§ **Instructions to follow**
Copy out the forum thread on starting with assembler, reproducing every line verbatim from start to finish.

§ **Extract to read**
☆ ☆ ☆ ☆ ☆ ☆ ☆

Starting with Assembler

[Jamie]

Assuming you want nothing but your own code in the binary, you need to do something like:
Code:
xmap g4th.o --nochaninit --bootable -target=XK-1 -o g4th.xb

Note than an XB is not a binary image - it's the same as an XE but with binary data inside instead of elves - i.e. it's much like a stripped executable. AFAIK there's no advantage to XB and XE.

How come --nochaninit is not listed in the mapper --help options (possibly since a recent tools release)?

And is there any xmap documentation at all?

Jamie

[m_y]

How come --nochaninit is not listed in the mapper --help options (possibly since a recent tools release)?

It's not a supported option and almost certainly not useful in this case.

For a single core program invoking the front end with -nostdlib is sufficient for the resultant program to contain nothing but user code. For multicore programs the code automatically inserted by the mapper is necessary for correct operation. Thus using --nochaninit will be either a no-op, or cause your app not to work.

And is there any xmap documentation at all?

The mapper is covered in the tools user guide http://www.xmos.com/system/files/toolsuser_10v4.pdf in chapter 11, as part of the compiler collection.

☆ ☆ ☆ ☆ ☆ ☆ ☆

§ **Data records**

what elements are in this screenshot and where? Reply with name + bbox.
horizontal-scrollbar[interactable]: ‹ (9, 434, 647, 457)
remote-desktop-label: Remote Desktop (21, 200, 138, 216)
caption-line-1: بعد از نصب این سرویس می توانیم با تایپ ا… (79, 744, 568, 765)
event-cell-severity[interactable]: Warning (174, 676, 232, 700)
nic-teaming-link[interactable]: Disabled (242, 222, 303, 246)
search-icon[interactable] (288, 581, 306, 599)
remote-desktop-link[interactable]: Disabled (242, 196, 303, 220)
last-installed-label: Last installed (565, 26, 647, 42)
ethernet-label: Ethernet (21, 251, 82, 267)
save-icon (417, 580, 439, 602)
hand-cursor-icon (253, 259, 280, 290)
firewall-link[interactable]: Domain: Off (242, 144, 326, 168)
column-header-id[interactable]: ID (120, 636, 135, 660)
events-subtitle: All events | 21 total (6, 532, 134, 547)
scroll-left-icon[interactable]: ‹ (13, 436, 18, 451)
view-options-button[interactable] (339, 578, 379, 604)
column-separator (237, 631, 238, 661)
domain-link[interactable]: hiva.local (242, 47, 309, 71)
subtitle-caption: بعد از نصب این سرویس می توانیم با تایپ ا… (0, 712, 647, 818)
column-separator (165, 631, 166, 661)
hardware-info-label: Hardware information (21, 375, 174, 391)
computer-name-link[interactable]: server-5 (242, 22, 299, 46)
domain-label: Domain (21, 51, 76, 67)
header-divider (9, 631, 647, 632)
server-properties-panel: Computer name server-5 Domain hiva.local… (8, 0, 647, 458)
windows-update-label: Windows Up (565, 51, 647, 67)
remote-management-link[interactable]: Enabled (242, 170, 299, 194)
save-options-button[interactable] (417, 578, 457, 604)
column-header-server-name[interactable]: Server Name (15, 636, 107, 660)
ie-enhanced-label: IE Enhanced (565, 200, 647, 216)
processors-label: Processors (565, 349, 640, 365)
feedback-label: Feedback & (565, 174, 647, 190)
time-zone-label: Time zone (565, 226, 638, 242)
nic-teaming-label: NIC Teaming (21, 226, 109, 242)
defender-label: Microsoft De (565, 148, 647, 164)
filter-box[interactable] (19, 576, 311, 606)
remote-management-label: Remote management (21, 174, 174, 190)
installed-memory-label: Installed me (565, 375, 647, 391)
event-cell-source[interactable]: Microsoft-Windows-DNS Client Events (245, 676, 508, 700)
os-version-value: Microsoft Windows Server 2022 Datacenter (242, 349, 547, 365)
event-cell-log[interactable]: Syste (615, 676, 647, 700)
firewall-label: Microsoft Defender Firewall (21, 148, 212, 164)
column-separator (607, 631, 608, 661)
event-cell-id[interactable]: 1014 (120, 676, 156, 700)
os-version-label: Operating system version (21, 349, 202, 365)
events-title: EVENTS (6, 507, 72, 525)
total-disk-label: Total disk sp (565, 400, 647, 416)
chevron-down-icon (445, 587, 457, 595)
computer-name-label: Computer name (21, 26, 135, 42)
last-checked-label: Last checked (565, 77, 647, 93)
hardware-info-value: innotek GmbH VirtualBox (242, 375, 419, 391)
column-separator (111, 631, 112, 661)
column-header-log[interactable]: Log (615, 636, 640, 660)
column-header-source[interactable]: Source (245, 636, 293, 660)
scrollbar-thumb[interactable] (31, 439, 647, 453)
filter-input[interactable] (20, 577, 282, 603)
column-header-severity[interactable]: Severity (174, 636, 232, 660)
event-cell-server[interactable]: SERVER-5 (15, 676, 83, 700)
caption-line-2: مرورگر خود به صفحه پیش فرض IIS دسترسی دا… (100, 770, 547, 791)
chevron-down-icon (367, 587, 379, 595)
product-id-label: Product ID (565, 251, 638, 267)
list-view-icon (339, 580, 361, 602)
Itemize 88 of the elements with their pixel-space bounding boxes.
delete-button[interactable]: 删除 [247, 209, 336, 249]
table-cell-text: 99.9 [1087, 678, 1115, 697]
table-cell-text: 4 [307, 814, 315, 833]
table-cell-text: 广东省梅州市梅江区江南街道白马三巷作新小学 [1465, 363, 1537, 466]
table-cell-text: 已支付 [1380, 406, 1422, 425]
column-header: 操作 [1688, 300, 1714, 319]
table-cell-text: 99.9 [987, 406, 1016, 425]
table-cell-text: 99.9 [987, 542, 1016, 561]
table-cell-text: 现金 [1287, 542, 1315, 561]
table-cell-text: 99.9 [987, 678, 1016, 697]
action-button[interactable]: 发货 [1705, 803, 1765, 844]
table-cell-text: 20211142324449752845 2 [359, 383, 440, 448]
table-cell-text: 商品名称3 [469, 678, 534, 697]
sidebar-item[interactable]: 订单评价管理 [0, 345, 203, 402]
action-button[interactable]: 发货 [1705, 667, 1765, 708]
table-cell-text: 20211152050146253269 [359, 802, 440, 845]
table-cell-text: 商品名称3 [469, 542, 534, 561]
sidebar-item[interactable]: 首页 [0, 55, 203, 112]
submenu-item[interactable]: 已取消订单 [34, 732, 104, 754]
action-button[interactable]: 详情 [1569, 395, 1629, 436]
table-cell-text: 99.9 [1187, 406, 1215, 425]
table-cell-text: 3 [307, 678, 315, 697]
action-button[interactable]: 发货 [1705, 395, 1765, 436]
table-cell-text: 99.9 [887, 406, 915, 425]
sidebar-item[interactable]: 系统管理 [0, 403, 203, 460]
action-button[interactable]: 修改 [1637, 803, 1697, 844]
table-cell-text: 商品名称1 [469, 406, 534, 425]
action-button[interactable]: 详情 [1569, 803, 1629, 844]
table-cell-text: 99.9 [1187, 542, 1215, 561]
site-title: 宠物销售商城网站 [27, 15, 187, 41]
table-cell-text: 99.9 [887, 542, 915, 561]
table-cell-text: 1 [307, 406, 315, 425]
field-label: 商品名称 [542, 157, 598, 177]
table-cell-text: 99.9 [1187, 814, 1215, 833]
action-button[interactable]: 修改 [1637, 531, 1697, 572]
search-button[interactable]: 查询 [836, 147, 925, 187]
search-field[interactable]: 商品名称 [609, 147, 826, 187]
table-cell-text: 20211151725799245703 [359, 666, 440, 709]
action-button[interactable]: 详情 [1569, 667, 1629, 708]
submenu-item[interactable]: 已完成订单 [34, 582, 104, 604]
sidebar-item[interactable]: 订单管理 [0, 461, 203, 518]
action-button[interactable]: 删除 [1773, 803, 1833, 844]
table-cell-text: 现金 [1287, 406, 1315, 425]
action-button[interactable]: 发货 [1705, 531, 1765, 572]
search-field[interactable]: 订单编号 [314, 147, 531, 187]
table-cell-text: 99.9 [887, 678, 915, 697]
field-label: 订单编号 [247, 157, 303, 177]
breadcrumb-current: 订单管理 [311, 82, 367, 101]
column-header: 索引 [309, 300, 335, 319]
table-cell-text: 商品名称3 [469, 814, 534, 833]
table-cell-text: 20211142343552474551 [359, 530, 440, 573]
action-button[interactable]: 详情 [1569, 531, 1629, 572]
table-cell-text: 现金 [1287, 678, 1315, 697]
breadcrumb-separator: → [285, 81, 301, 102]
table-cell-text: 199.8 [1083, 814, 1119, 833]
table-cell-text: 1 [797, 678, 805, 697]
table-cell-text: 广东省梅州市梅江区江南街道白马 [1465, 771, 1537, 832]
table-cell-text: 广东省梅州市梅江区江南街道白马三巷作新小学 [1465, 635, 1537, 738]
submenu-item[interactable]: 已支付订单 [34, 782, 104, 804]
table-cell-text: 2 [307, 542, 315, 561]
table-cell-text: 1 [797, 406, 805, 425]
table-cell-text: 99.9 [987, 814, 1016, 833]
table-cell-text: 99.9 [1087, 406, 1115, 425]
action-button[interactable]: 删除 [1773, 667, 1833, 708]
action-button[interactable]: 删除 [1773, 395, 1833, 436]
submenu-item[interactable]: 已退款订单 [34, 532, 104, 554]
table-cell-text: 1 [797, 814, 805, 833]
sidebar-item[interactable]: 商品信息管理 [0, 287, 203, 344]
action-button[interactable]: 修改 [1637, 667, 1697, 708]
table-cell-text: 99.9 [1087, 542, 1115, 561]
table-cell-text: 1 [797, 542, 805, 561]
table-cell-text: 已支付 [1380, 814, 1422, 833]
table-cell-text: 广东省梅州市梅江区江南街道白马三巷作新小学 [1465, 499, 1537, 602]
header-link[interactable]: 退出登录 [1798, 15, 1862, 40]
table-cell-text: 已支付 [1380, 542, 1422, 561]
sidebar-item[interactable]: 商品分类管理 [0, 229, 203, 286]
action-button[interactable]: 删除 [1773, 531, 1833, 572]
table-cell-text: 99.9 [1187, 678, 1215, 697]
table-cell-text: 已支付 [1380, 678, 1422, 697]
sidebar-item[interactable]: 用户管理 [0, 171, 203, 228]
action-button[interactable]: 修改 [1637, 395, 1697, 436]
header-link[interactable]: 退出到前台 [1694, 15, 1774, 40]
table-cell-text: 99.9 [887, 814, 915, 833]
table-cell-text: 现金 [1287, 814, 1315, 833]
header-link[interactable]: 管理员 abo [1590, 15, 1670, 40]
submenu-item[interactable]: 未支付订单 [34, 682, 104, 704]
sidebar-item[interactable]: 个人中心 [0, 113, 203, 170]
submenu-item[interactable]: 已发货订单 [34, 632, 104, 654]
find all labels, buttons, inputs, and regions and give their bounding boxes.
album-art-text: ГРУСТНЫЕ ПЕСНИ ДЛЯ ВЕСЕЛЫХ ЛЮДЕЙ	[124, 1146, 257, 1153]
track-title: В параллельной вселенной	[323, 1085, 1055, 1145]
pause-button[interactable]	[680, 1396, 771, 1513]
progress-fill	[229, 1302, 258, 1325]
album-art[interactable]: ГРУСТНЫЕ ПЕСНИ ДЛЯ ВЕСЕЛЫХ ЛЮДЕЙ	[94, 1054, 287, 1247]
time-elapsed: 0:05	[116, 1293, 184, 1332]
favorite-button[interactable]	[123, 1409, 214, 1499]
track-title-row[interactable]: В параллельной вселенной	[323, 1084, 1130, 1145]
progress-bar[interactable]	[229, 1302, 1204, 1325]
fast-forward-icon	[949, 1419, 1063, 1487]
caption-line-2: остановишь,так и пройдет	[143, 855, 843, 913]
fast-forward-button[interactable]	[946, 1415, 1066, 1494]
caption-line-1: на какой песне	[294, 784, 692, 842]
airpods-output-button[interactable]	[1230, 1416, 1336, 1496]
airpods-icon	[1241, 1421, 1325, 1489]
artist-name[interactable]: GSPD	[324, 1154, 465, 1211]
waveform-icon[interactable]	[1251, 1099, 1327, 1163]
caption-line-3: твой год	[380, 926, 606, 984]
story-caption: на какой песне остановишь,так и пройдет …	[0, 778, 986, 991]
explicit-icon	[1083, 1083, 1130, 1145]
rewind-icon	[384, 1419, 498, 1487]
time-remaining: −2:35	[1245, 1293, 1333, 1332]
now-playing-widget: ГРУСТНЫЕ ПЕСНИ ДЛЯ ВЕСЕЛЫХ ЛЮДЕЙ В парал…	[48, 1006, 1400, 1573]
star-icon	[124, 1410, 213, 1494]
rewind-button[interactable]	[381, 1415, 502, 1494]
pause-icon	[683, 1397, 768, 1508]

☆ ☆ ☆ ☆ ☆ ☆ ☆

§ **Complete response**
Starting with Assembler

[Jamie]

Assuming you want nothing but your own code in the binary, you need to do something like:
Code:
xmap g4th.o --nochaninit --bootable -target=XK-1 -o g4th.xb

Note than an XB is not a binary image - it's the same as an XE but with binary data inside instead of elves - i.e. it's much like a stripped executable. AFAIK there's no advantage to XB and XE.

How come --nochaninit is not listed in the mapper --help options (possibly since a recent tools release)?

And is there any xmap documentation at all?

Jamie

[m_y]

How come --nochaninit is not listed in the mapper --help options (possibly since a recent tools release)?

It's not a supported option and almost certainly not useful in this case.

For a single core program invoking the front end with -nostdlib is sufficient for the resultant program to contain nothing but user code. For multicore programs the code automatically inserted by the mapper is necessary for correct operation. Thus using --nochaninit will be either a no-op, or cause your app not to work.

And is there any xmap documentation at all?

The mapper is covered in the tools user guide http://www.xmos.com/system/files/toolsuser_10v4.pdf in chapter 11, as part of the compiler collection.